▸ **To do**: Without the pictures, return each record as it appears.

[Stored data]
_ _ _ _
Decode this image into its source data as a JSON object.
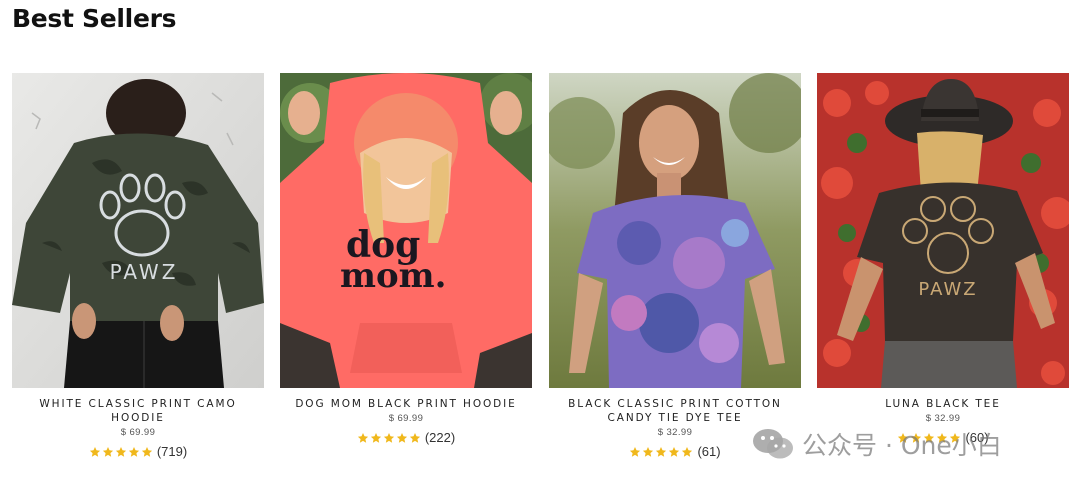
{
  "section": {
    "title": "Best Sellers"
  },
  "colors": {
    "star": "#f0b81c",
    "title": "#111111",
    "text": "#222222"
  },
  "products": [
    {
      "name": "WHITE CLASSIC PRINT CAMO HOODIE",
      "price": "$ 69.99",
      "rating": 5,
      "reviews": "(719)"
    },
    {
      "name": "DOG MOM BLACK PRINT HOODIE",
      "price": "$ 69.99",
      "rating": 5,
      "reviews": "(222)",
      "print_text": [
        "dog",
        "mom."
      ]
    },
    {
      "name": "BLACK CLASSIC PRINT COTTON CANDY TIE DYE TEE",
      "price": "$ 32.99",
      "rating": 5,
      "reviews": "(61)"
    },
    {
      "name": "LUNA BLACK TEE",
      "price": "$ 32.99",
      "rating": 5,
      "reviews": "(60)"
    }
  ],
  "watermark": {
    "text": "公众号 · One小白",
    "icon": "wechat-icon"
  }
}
_ _ _ _
▸ **Solution for this task**:
Decode this image into its source data as a JSON object.
{
  "section": {
    "title": "Best Sellers"
  },
  "colors": {
    "star": "#f0b81c",
    "title": "#111111",
    "text": "#222222"
  },
  "products": [
    {
      "name": "WHITE CLASSIC PRINT CAMO HOODIE",
      "price": "$ 69.99",
      "rating": 5,
      "reviews": "(719)"
    },
    {
      "name": "DOG MOM BLACK PRINT HOODIE",
      "price": "$ 69.99",
      "rating": 5,
      "reviews": "(222)",
      "print_text": [
        "dog",
        "mom."
      ]
    },
    {
      "name": "BLACK CLASSIC PRINT COTTON CANDY TIE DYE TEE",
      "price": "$ 32.99",
      "rating": 5,
      "reviews": "(61)"
    },
    {
      "name": "LUNA BLACK TEE",
      "price": "$ 32.99",
      "rating": 5,
      "reviews": "(60)"
    }
  ],
  "watermark": {
    "text": "公众号 · One小白",
    "icon": "wechat-icon"
  }
}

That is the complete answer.